**WHAT YOU SHOULD DO**
Extract every record, keeping each one exactly as it is.

# # # # # # #

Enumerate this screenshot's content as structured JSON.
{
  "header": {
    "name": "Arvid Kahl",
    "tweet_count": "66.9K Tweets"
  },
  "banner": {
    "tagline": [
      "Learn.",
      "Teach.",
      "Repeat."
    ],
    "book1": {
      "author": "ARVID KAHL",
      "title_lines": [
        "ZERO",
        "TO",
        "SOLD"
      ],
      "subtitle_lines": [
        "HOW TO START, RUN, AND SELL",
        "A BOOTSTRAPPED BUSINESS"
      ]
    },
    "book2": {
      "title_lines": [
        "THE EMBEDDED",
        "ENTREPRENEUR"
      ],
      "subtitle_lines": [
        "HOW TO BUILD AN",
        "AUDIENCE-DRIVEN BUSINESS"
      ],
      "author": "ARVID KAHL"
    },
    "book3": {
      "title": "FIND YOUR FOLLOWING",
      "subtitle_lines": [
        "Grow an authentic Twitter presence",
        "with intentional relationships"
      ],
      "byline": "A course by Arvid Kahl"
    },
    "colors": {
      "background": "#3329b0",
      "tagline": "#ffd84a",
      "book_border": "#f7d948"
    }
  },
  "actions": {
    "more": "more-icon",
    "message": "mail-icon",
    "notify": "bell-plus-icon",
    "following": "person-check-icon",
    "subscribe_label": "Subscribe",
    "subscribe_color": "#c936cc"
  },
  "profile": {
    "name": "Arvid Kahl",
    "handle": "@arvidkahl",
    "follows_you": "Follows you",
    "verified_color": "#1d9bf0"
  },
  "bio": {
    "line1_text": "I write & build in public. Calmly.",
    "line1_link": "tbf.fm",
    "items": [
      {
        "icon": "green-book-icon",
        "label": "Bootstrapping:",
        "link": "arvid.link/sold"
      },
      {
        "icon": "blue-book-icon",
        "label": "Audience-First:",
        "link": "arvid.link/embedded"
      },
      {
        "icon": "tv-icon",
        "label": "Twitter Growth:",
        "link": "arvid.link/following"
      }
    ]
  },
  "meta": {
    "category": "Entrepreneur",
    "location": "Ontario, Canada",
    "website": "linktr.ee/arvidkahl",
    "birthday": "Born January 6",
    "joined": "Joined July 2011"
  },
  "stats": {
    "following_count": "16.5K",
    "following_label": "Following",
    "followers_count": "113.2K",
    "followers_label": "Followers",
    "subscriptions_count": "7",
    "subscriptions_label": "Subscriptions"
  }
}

# # # # # # #

**SOLUTION**
Enumerate this screenshot's content as structured JSON.
{
  "header": {
    "name": "Arvid Kahl",
    "tweet_count": "66.9K Tweets"
  },
  "banner": {
    "tagline": [
      "Learn.",
      "Teach.",
      "Repeat."
    ],
    "book1": {
      "author": "ARVID KAHL",
      "title_lines": [
        "ZERO",
        "TO",
        "SOLD"
      ],
      "subtitle_lines": [
        "HOW TO START, RUN, AND SELL",
        "A BOOTSTRAPPED BUSINESS"
      ]
    },
    "book2": {
      "title_lines": [
        "THE EMBEDDED",
        "ENTREPRENEUR"
      ],
      "subtitle_lines": [
        "HOW TO BUILD AN",
        "AUDIENCE-DRIVEN BUSINESS"
      ],
      "author": "ARVID KAHL"
    },
    "book3": {
      "title": "FIND YOUR FOLLOWING",
      "subtitle_lines": [
        "Grow an authentic Twitter presence",
        "with intentional relationships"
      ],
      "byline": "A course by Arvid Kahl"
    },
    "colors": {
      "background": "#3329b0",
      "tagline": "#ffd84a",
      "book_border": "#f7d948"
    }
  },
  "actions": {
    "more": "more-icon",
    "message": "mail-icon",
    "notify": "bell-plus-icon",
    "following": "person-check-icon",
    "subscribe_label": "Subscribe",
    "subscribe_color": "#c936cc"
  },
  "profile": {
    "name": "Arvid Kahl",
    "handle": "@arvidkahl",
    "follows_you": "Follows you",
    "verified_color": "#1d9bf0"
  },
  "bio": {
    "line1_text": "I write & build in public. Calmly.",
    "line1_link": "tbf.fm",
    "items": [
      {
        "icon": "green-book-icon",
        "label": "Bootstrapping:",
        "link": "arvid.link/sold"
      },
      {
        "icon": "blue-book-icon",
        "label": "Audience-First:",
        "link": "arvid.link/embedded"
      },
      {
        "icon": "tv-icon",
        "label": "Twitter Growth:",
        "link": "arvid.link/following"
      }
    ]
  },
  "meta": {
    "category": "Entrepreneur",
    "location": "Ontario, Canada",
    "website": "linktr.ee/arvidkahl",
    "birthday": "Born January 6",
    "joined": "Joined July 2011"
  },
  "stats": {
    "following_count": "16.5K",
    "following_label": "Following",
    "followers_count": "113.2K",
    "followers_label": "Followers",
    "subscriptions_count": "7",
    "subscriptions_label": "Subscriptions"
  }
}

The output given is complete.